--- START Supplied entries ---

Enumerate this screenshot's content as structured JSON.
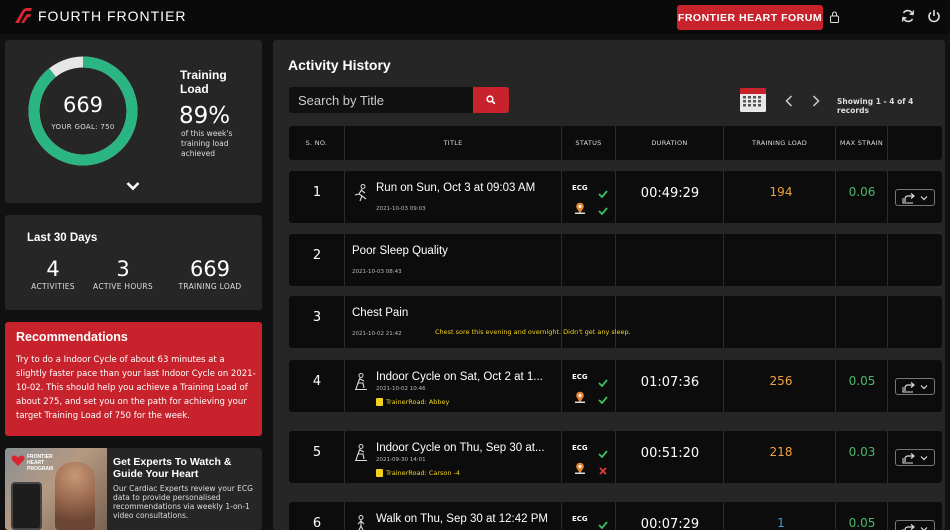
{
  "app": {
    "brand": "FOURTH FRONTIER",
    "forum_button": "FRONTIER HEART FORUM",
    "icons": [
      "lock-icon",
      "refresh-icon",
      "power-icon"
    ],
    "colors": {
      "accent": "#c8232c",
      "ring": "#2bb582",
      "orange": "#f0a13b",
      "green": "#48b86a",
      "blue": "#3a9bd8",
      "yellow": "#f2d21b"
    }
  },
  "training_load": {
    "value": "669",
    "goal": "YOUR GOAL: 750",
    "progress": 0.892,
    "title": "Training Load",
    "percent": "89%",
    "description": "of this week's training load achieved"
  },
  "last30": {
    "title": "Last 30 Days",
    "stats": [
      {
        "value": "4",
        "label": "ACTIVITIES"
      },
      {
        "value": "3",
        "label": "ACTIVE HOURS"
      },
      {
        "value": "669",
        "label": "TRAINING LOAD"
      }
    ]
  },
  "recommendations": {
    "title": "Recommendations",
    "text": "Try to do a Indoor Cycle of about 63 minutes at a slightly faster pace than your last Indoor Cycle on 2021-10-02. This should help you achieve a Training Load of about 275, and set you on the path for achieving your target Training Load of 750 for the week."
  },
  "promo": {
    "logo_text": "FRONTIER HEART PROGRAM",
    "title": "Get Experts To Watch & Guide Your Heart",
    "text": "Our Cardiac Experts review your ECG data to provide personalised recommendations via weekly 1-on-1 video consultations."
  },
  "activity": {
    "title": "Activity History",
    "search_placeholder": "Search by Title",
    "showing": "Showing 1 - 4 of 4 records",
    "columns": [
      "S. NO.",
      "TITLE",
      "STATUS",
      "DURATION",
      "TRAINING LOAD",
      "MAX STRAIN"
    ],
    "rows": [
      {
        "sno": "1",
        "title": "Run on Sun, Oct 3 at 09:03 AM",
        "date": "2021-10-03 09:03",
        "note": "",
        "sub": "",
        "status_label": "ECG",
        "ecg_ok": true,
        "gps_ok": true,
        "duration": "00:49:29",
        "training_load": "194",
        "max_strain": "0.06",
        "load_color": "#f0a13b",
        "strain_color": "#48b86a",
        "icon": "run-icon",
        "has_status": true
      },
      {
        "sno": "2",
        "title": "Poor Sleep Quality",
        "date": "2021-10-03 08:43",
        "note": "",
        "sub": "",
        "has_status": false
      },
      {
        "sno": "3",
        "title": "Chest Pain",
        "date": "2021-10-02 21:42",
        "note": "Chest sore this evening and overnight. Didn't get any sleep.",
        "sub": "",
        "has_status": false
      },
      {
        "sno": "4",
        "title": "Indoor Cycle on Sat, Oct 2 at 1...",
        "date": "2021-10-02 10:46",
        "note": "",
        "sub": "TrainerRoad: Abbey",
        "status_label": "ECG",
        "ecg_ok": true,
        "gps_ok": true,
        "duration": "01:07:36",
        "training_load": "256",
        "max_strain": "0.05",
        "load_color": "#f0a13b",
        "strain_color": "#48b86a",
        "icon": "cycle-icon",
        "has_status": true
      },
      {
        "sno": "5",
        "title": "Indoor Cycle on Thu, Sep 30 at...",
        "date": "2021-09-30 14:01",
        "note": "",
        "sub": "TrainerRoad: Carson -4",
        "status_label": "ECG",
        "ecg_ok": true,
        "gps_ok": false,
        "duration": "00:51:20",
        "training_load": "218",
        "max_strain": "0.03",
        "load_color": "#f0a13b",
        "strain_color": "#48b86a",
        "icon": "cycle-icon",
        "has_status": true
      },
      {
        "sno": "6",
        "title": "Walk on Thu, Sep 30 at 12:42 PM",
        "date": "",
        "note": "",
        "sub": "",
        "status_label": "ECG",
        "ecg_ok": true,
        "gps_ok": true,
        "duration": "00:07:29",
        "training_load": "1",
        "max_strain": "0.05",
        "load_color": "#3a9bd8",
        "strain_color": "#48b86a",
        "icon": "walk-icon",
        "has_status": true
      }
    ]
  }
}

--- END Supplied entries ---

◆ **Given problem**
Considering only the records above, state the number of lines that include the word "date", with nothing added.

◆ **Final result**
6